- _Assignment_
For each entry below, copy the text exactly and leave out any picture.

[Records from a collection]
*** Begin section ***

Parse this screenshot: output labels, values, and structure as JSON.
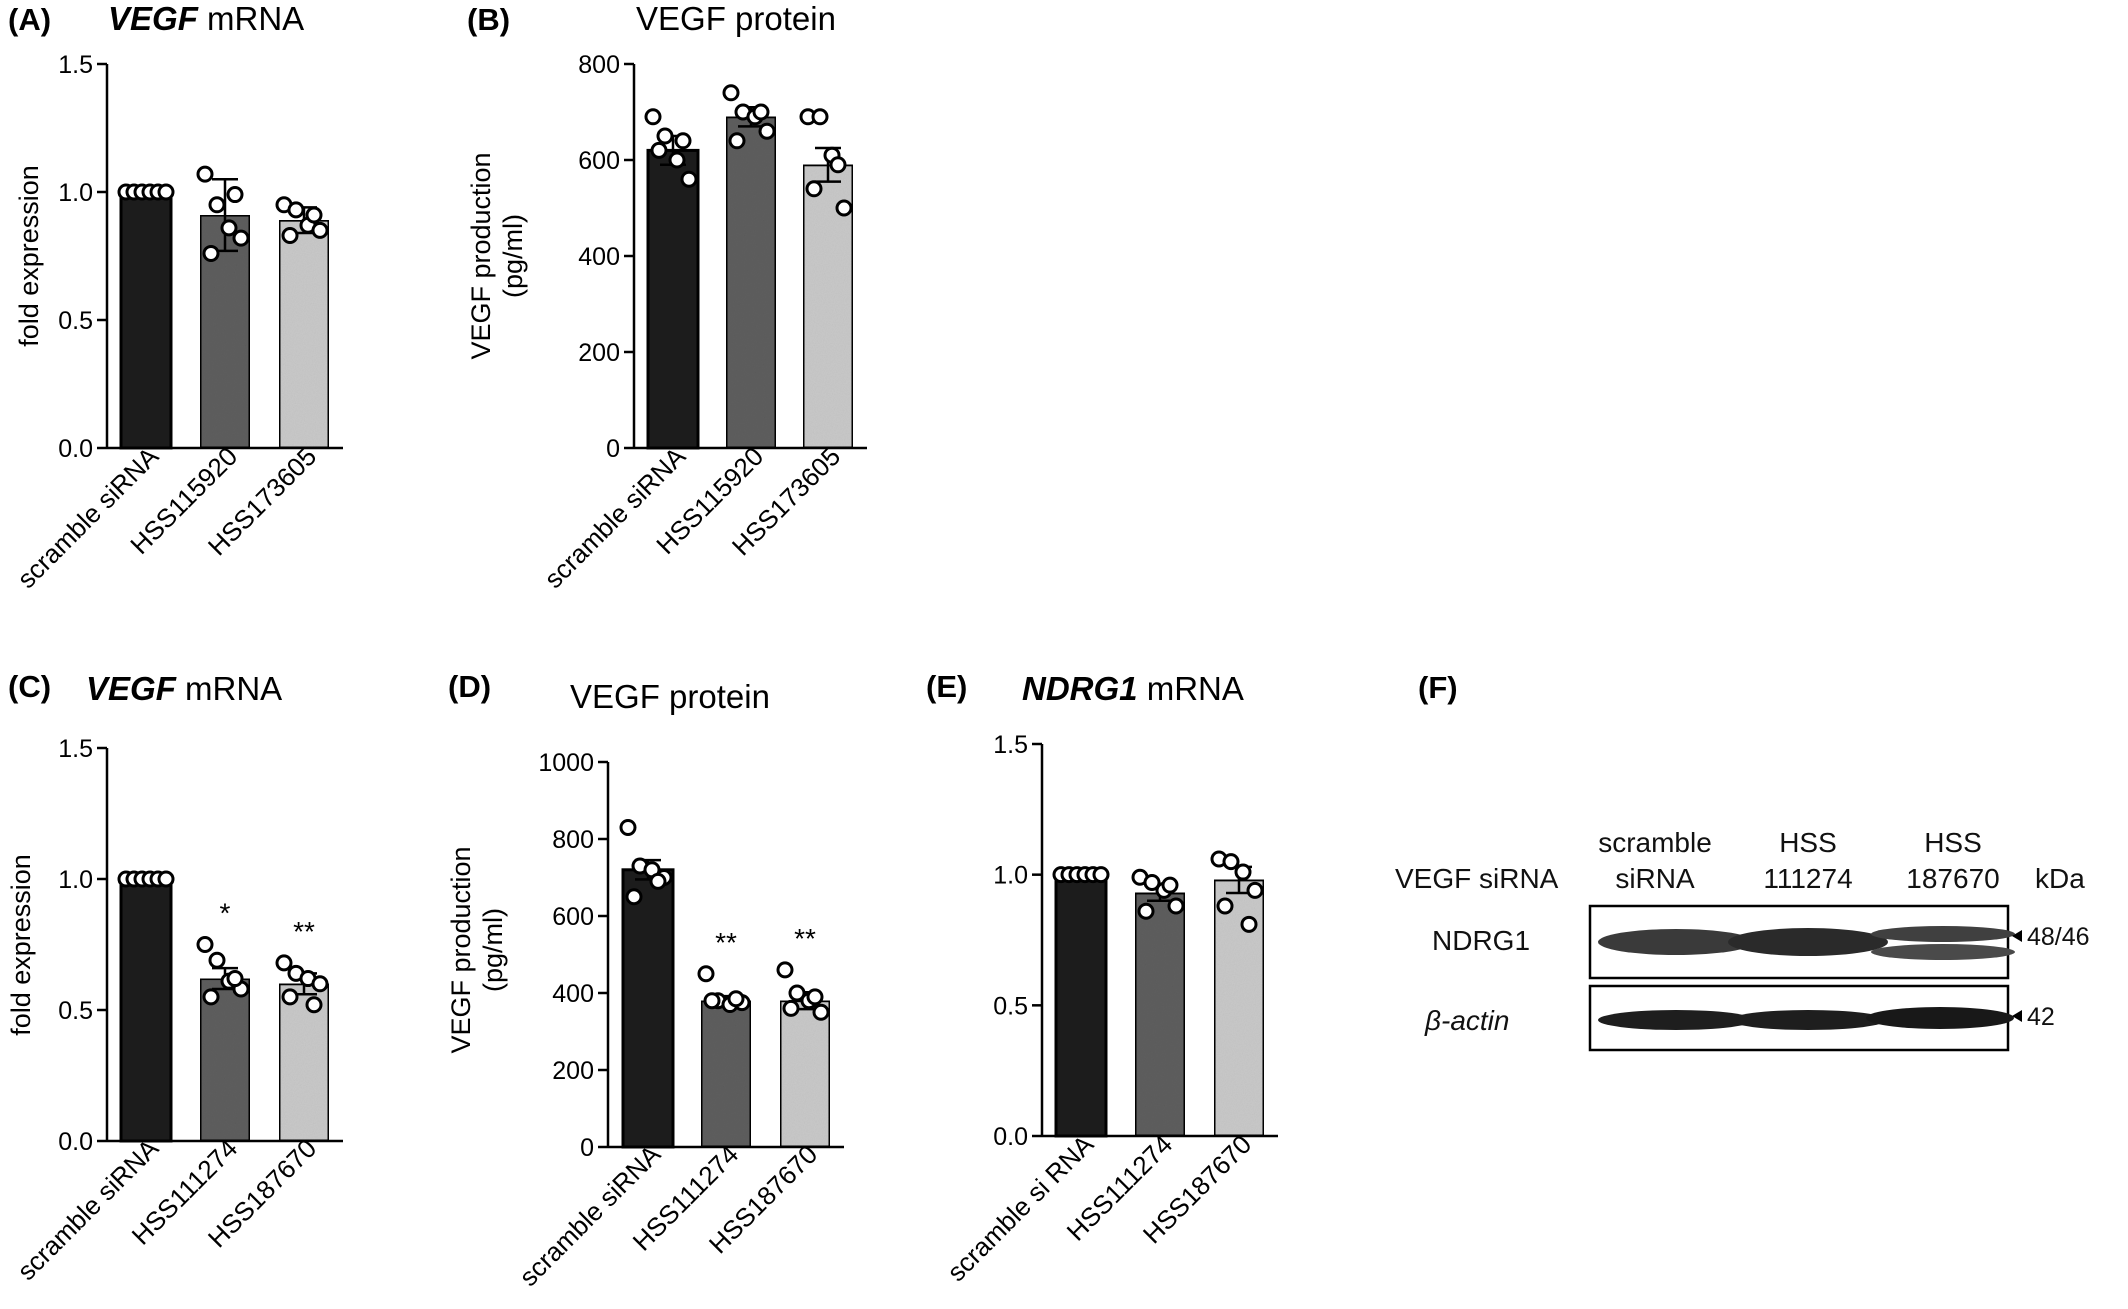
{
  "colors": {
    "bar_dark": "#1c1c1c",
    "bar_mid": "#5e5e5e",
    "bar_light": "#c9c9c9",
    "axis": "#000000"
  },
  "chart_data": [
    {
      "panel": "(A)",
      "type": "bar",
      "title_italic": "VEGF",
      "title_rest": " mRNA",
      "ylabel": "fold expression",
      "ylabel2": "",
      "ylim": [
        0,
        1.5
      ],
      "yticks": [
        "0.0",
        "0.5",
        "1.0",
        "1.5"
      ],
      "categories": [
        "scramble siRNA",
        "HSS115920",
        "HSS173605"
      ],
      "values": [
        1.0,
        0.91,
        0.89
      ],
      "errors": [
        0.0,
        0.14,
        0.05
      ],
      "points": [
        [
          1,
          1,
          1,
          1,
          1,
          1
        ],
        [
          1.07,
          0.95,
          0.86,
          0.82,
          0.76,
          0.99
        ],
        [
          0.95,
          0.93,
          0.87,
          0.85,
          0.83,
          0.91
        ]
      ],
      "stars": [
        "",
        "",
        ""
      ],
      "legend": "none",
      "grid": false
    },
    {
      "panel": "(B)",
      "type": "bar",
      "title_italic": "",
      "title_rest": "VEGF protein",
      "ylabel": "VEGF production",
      "ylabel2": "(pg/ml)",
      "ylim": [
        0,
        800
      ],
      "yticks": [
        "0",
        "200",
        "400",
        "600",
        "800"
      ],
      "categories": [
        "scramble siRNA",
        "HSS115920",
        "HSS173605"
      ],
      "values": [
        620,
        690,
        590
      ],
      "errors": [
        30,
        20,
        35
      ],
      "points": [
        [
          690,
          650,
          600,
          560,
          620,
          640
        ],
        [
          740,
          700,
          690,
          660,
          640,
          700
        ],
        [
          690,
          690,
          610,
          500,
          540,
          590
        ]
      ],
      "stars": [
        "",
        "",
        ""
      ],
      "legend": "none",
      "grid": false
    },
    {
      "panel": "(C)",
      "type": "bar",
      "title_italic": "VEGF",
      "title_rest": " mRNA",
      "ylabel": "fold expression",
      "ylabel2": "",
      "ylim": [
        0,
        1.5
      ],
      "yticks": [
        "0.0",
        "0.5",
        "1.0",
        "1.5"
      ],
      "categories": [
        "scramble siRNA",
        "HSS111274",
        "HSS187670"
      ],
      "values": [
        1.0,
        0.62,
        0.6
      ],
      "errors": [
        0.0,
        0.04,
        0.04
      ],
      "points": [
        [
          1,
          1,
          1,
          1,
          1,
          1
        ],
        [
          0.75,
          0.69,
          0.61,
          0.58,
          0.55,
          0.62
        ],
        [
          0.68,
          0.64,
          0.62,
          0.6,
          0.55,
          0.52
        ]
      ],
      "stars": [
        "",
        "*",
        "**"
      ],
      "legend": "none",
      "grid": false
    },
    {
      "panel": "(D)",
      "type": "bar",
      "title_italic": "",
      "title_rest": "VEGF protein",
      "ylabel": "VEGF production",
      "ylabel2": "(pg/ml)",
      "ylim": [
        0,
        1000
      ],
      "yticks": [
        "0",
        "200",
        "400",
        "600",
        "800",
        "1000"
      ],
      "categories": [
        "scramble siRNA",
        "HSS111274",
        "HSS187670"
      ],
      "values": [
        720,
        380,
        380
      ],
      "errors": [
        25,
        12,
        22
      ],
      "points": [
        [
          830,
          730,
          720,
          700,
          650,
          690
        ],
        [
          450,
          380,
          370,
          375,
          380,
          385
        ],
        [
          460,
          400,
          380,
          350,
          360,
          390
        ]
      ],
      "stars": [
        "",
        "**",
        "**"
      ],
      "legend": "none",
      "grid": false
    },
    {
      "panel": "(E)",
      "type": "bar",
      "title_italic": "NDRG1",
      "title_rest": " mRNA",
      "ylabel": "",
      "ylabel2": "",
      "ylim": [
        0,
        1.5
      ],
      "yticks": [
        "0.0",
        "0.5",
        "1.0",
        "1.5"
      ],
      "categories": [
        "scramble si RNA",
        "HSS111274",
        "HSS187670"
      ],
      "values": [
        1.0,
        0.93,
        0.98
      ],
      "errors": [
        0.0,
        0.03,
        0.05
      ],
      "points": [
        [
          1,
          1,
          1,
          1,
          1,
          1
        ],
        [
          0.99,
          0.97,
          0.94,
          0.88,
          0.86,
          0.96
        ],
        [
          1.06,
          1.05,
          1.01,
          0.94,
          0.88,
          0.81
        ]
      ],
      "stars": [
        "",
        "",
        ""
      ],
      "legend": "none",
      "grid": false
    }
  ],
  "blot": {
    "panel": "(F)",
    "row_label": "VEGF siRNA",
    "kda_label": "kDa",
    "lanes": [
      {
        "line1": "scramble",
        "line2": "siRNA"
      },
      {
        "line1": "HSS",
        "line2": "111274"
      },
      {
        "line1": "HSS",
        "line2": "187670"
      }
    ],
    "bands": [
      {
        "label": "NDRG1",
        "marker": "48/46"
      },
      {
        "label": "β-actin",
        "marker": "42"
      }
    ]
  }
}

*** End section ***

- _Answer space_
Parse this screenshot: output labels, values, and structure as JSON.
{
  "colors": {
    "bar_dark": "#1c1c1c",
    "bar_mid": "#5e5e5e",
    "bar_light": "#c9c9c9",
    "axis": "#000000"
  },
  "chart_data": [
    {
      "panel": "(A)",
      "type": "bar",
      "title_italic": "VEGF",
      "title_rest": " mRNA",
      "ylabel": "fold expression",
      "ylabel2": "",
      "ylim": [
        0,
        1.5
      ],
      "yticks": [
        "0.0",
        "0.5",
        "1.0",
        "1.5"
      ],
      "categories": [
        "scramble siRNA",
        "HSS115920",
        "HSS173605"
      ],
      "values": [
        1.0,
        0.91,
        0.89
      ],
      "errors": [
        0.0,
        0.14,
        0.05
      ],
      "points": [
        [
          1,
          1,
          1,
          1,
          1,
          1
        ],
        [
          1.07,
          0.95,
          0.86,
          0.82,
          0.76,
          0.99
        ],
        [
          0.95,
          0.93,
          0.87,
          0.85,
          0.83,
          0.91
        ]
      ],
      "stars": [
        "",
        "",
        ""
      ],
      "legend": "none",
      "grid": false
    },
    {
      "panel": "(B)",
      "type": "bar",
      "title_italic": "",
      "title_rest": "VEGF protein",
      "ylabel": "VEGF production",
      "ylabel2": "(pg/ml)",
      "ylim": [
        0,
        800
      ],
      "yticks": [
        "0",
        "200",
        "400",
        "600",
        "800"
      ],
      "categories": [
        "scramble siRNA",
        "HSS115920",
        "HSS173605"
      ],
      "values": [
        620,
        690,
        590
      ],
      "errors": [
        30,
        20,
        35
      ],
      "points": [
        [
          690,
          650,
          600,
          560,
          620,
          640
        ],
        [
          740,
          700,
          690,
          660,
          640,
          700
        ],
        [
          690,
          690,
          610,
          500,
          540,
          590
        ]
      ],
      "stars": [
        "",
        "",
        ""
      ],
      "legend": "none",
      "grid": false
    },
    {
      "panel": "(C)",
      "type": "bar",
      "title_italic": "VEGF",
      "title_rest": " mRNA",
      "ylabel": "fold expression",
      "ylabel2": "",
      "ylim": [
        0,
        1.5
      ],
      "yticks": [
        "0.0",
        "0.5",
        "1.0",
        "1.5"
      ],
      "categories": [
        "scramble siRNA",
        "HSS111274",
        "HSS187670"
      ],
      "values": [
        1.0,
        0.62,
        0.6
      ],
      "errors": [
        0.0,
        0.04,
        0.04
      ],
      "points": [
        [
          1,
          1,
          1,
          1,
          1,
          1
        ],
        [
          0.75,
          0.69,
          0.61,
          0.58,
          0.55,
          0.62
        ],
        [
          0.68,
          0.64,
          0.62,
          0.6,
          0.55,
          0.52
        ]
      ],
      "stars": [
        "",
        "*",
        "**"
      ],
      "legend": "none",
      "grid": false
    },
    {
      "panel": "(D)",
      "type": "bar",
      "title_italic": "",
      "title_rest": "VEGF protein",
      "ylabel": "VEGF production",
      "ylabel2": "(pg/ml)",
      "ylim": [
        0,
        1000
      ],
      "yticks": [
        "0",
        "200",
        "400",
        "600",
        "800",
        "1000"
      ],
      "categories": [
        "scramble siRNA",
        "HSS111274",
        "HSS187670"
      ],
      "values": [
        720,
        380,
        380
      ],
      "errors": [
        25,
        12,
        22
      ],
      "points": [
        [
          830,
          730,
          720,
          700,
          650,
          690
        ],
        [
          450,
          380,
          370,
          375,
          380,
          385
        ],
        [
          460,
          400,
          380,
          350,
          360,
          390
        ]
      ],
      "stars": [
        "",
        "**",
        "**"
      ],
      "legend": "none",
      "grid": false
    },
    {
      "panel": "(E)",
      "type": "bar",
      "title_italic": "NDRG1",
      "title_rest": " mRNA",
      "ylabel": "",
      "ylabel2": "",
      "ylim": [
        0,
        1.5
      ],
      "yticks": [
        "0.0",
        "0.5",
        "1.0",
        "1.5"
      ],
      "categories": [
        "scramble si RNA",
        "HSS111274",
        "HSS187670"
      ],
      "values": [
        1.0,
        0.93,
        0.98
      ],
      "errors": [
        0.0,
        0.03,
        0.05
      ],
      "points": [
        [
          1,
          1,
          1,
          1,
          1,
          1
        ],
        [
          0.99,
          0.97,
          0.94,
          0.88,
          0.86,
          0.96
        ],
        [
          1.06,
          1.05,
          1.01,
          0.94,
          0.88,
          0.81
        ]
      ],
      "stars": [
        "",
        "",
        ""
      ],
      "legend": "none",
      "grid": false
    }
  ],
  "blot": {
    "panel": "(F)",
    "row_label": "VEGF siRNA",
    "kda_label": "kDa",
    "lanes": [
      {
        "line1": "scramble",
        "line2": "siRNA"
      },
      {
        "line1": "HSS",
        "line2": "111274"
      },
      {
        "line1": "HSS",
        "line2": "187670"
      }
    ],
    "bands": [
      {
        "label": "NDRG1",
        "marker": "48/46"
      },
      {
        "label": "β-actin",
        "marker": "42"
      }
    ]
  }
}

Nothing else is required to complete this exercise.